AIM OF THE TASK
For each line below that contains the string "term", copy that line.

DATASET RECORDS

-=-=-=-=-

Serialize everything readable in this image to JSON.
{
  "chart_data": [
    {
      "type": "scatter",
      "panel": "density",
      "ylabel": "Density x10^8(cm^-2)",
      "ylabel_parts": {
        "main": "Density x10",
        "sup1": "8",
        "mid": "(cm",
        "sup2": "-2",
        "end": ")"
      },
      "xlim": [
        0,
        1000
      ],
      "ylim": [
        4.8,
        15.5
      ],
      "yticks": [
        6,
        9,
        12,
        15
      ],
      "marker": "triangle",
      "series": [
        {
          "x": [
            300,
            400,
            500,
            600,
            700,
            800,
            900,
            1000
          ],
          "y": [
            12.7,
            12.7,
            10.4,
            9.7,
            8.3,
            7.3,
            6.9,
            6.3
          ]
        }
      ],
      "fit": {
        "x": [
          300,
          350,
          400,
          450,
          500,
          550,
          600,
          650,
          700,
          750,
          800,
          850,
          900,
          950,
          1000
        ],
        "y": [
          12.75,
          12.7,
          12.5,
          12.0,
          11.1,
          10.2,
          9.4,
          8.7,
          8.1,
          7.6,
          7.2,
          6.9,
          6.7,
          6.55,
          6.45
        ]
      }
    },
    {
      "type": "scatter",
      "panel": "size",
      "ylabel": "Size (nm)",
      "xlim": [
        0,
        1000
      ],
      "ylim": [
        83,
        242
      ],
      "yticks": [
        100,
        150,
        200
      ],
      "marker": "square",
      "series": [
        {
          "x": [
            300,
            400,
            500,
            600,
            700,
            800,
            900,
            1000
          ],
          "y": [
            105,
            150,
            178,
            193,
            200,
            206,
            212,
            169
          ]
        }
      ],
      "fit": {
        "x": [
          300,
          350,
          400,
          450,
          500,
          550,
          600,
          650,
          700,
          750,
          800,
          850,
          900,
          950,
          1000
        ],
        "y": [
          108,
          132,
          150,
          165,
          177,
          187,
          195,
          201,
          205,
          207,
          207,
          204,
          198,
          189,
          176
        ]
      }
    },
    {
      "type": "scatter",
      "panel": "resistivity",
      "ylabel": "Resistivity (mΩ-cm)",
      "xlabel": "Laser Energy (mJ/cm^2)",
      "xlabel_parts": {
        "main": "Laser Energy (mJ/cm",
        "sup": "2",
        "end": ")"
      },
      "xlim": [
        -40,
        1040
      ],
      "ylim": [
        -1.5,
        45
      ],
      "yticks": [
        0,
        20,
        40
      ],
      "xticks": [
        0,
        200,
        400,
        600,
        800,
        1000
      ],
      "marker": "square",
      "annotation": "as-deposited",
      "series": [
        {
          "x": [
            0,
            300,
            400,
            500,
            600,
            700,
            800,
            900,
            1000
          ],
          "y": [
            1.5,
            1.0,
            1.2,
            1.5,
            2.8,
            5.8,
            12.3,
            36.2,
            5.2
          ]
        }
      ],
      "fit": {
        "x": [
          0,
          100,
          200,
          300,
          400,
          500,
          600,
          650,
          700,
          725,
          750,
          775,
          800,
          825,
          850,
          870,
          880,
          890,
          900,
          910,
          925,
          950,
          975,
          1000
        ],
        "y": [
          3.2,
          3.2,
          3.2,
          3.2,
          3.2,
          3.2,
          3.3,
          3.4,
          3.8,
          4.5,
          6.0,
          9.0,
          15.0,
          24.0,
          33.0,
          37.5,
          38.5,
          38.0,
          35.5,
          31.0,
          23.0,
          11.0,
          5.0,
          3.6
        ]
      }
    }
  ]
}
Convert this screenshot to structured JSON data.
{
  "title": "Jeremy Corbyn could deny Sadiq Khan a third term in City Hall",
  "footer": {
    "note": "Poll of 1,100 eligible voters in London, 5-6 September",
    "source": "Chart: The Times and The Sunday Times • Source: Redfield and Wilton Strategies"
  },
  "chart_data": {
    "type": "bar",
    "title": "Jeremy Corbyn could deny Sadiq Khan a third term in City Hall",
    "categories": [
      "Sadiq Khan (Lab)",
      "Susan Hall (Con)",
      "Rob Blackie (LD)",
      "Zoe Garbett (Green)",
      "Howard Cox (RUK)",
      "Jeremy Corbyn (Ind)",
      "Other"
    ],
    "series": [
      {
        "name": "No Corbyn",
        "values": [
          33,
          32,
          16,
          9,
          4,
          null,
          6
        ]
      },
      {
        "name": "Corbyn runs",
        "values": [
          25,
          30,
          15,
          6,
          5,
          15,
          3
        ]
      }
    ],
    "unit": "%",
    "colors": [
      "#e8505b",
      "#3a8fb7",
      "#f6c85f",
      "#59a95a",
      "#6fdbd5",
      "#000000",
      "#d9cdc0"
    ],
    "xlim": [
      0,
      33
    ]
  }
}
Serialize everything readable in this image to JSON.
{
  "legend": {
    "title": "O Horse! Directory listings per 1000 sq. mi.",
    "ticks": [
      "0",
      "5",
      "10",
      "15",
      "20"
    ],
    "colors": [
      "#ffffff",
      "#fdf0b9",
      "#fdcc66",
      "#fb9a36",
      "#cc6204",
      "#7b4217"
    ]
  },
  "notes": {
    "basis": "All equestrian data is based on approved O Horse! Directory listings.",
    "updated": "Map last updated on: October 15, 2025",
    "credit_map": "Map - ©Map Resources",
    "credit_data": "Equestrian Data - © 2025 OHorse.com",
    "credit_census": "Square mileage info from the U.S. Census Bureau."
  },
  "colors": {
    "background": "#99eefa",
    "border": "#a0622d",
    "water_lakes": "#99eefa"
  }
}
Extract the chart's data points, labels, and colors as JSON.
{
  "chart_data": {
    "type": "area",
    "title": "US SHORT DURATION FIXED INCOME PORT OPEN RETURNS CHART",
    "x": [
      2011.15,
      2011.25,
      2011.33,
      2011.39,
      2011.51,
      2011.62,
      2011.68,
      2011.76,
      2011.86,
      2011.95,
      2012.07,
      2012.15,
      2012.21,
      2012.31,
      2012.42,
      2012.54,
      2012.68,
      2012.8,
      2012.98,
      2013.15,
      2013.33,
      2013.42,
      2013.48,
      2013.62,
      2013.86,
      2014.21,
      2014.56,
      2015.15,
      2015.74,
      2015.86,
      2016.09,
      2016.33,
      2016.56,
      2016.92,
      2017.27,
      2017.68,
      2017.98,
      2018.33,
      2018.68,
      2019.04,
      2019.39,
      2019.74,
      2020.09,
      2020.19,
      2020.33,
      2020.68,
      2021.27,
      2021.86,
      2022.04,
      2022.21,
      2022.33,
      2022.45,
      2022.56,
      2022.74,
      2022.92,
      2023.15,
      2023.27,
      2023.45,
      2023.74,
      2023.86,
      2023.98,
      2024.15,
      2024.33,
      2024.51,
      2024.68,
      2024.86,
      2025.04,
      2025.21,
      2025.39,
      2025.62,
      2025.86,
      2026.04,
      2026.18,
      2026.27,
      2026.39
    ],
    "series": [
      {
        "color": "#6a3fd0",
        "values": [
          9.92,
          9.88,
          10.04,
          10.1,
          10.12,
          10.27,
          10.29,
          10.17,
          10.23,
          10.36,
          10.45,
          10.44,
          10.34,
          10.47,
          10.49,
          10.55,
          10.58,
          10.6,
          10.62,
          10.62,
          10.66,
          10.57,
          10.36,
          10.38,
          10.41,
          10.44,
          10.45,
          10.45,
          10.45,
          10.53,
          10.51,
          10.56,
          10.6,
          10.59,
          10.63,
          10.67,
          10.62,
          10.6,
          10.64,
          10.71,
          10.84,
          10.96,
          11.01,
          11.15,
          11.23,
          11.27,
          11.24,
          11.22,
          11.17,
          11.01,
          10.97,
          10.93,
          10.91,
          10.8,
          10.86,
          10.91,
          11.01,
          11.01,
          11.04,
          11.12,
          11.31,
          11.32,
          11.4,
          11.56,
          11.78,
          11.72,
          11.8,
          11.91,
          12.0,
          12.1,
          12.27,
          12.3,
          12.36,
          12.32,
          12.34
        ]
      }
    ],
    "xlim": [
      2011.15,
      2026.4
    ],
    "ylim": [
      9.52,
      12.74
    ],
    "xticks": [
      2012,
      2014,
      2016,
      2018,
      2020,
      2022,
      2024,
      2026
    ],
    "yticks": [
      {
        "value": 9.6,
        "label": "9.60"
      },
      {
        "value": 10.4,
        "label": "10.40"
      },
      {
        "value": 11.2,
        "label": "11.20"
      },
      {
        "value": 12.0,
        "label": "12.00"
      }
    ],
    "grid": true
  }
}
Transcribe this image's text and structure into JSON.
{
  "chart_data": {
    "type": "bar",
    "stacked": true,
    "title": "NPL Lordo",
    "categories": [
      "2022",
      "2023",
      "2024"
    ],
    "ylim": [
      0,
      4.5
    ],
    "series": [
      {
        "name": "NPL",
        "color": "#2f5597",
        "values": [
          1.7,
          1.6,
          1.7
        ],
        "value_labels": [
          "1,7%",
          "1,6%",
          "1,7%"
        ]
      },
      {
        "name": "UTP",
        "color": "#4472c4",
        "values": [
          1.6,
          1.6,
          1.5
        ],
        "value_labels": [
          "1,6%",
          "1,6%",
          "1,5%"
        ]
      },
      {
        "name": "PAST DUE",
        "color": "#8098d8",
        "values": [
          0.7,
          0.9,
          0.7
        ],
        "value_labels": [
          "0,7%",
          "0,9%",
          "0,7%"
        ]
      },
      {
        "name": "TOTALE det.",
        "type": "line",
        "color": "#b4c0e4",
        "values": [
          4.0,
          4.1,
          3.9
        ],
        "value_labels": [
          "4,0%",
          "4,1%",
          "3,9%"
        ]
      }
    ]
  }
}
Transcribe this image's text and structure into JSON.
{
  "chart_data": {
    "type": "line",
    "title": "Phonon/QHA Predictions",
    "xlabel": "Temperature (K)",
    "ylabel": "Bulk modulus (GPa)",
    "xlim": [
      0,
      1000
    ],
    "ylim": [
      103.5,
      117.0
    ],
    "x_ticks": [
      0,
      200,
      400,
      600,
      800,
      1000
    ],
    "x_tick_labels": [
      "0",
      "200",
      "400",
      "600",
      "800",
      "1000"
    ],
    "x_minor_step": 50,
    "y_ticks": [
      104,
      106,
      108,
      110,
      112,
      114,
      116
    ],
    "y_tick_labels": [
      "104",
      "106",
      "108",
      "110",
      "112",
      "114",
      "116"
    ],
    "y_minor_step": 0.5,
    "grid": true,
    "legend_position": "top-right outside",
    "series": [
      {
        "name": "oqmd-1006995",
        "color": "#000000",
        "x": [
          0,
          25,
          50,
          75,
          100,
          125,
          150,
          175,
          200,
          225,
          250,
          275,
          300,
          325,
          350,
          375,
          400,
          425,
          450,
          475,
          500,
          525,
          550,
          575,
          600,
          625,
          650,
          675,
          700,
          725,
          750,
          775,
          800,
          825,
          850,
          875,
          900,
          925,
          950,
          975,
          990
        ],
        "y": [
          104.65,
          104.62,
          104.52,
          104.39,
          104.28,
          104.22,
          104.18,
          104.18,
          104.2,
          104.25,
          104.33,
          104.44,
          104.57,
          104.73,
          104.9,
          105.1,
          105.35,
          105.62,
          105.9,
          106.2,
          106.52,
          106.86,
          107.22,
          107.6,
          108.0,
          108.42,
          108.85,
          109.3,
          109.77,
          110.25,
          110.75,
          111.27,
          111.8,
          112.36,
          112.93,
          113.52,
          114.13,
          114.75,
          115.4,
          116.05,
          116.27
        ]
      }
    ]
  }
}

-=-=-=-=-

CORRECT ANSWER
  "title": "Jeremy Corbyn could deny Sadiq Khan a third term in City Hall",
    "title": "Jeremy Corbyn could deny Sadiq Khan a third term in City Hall",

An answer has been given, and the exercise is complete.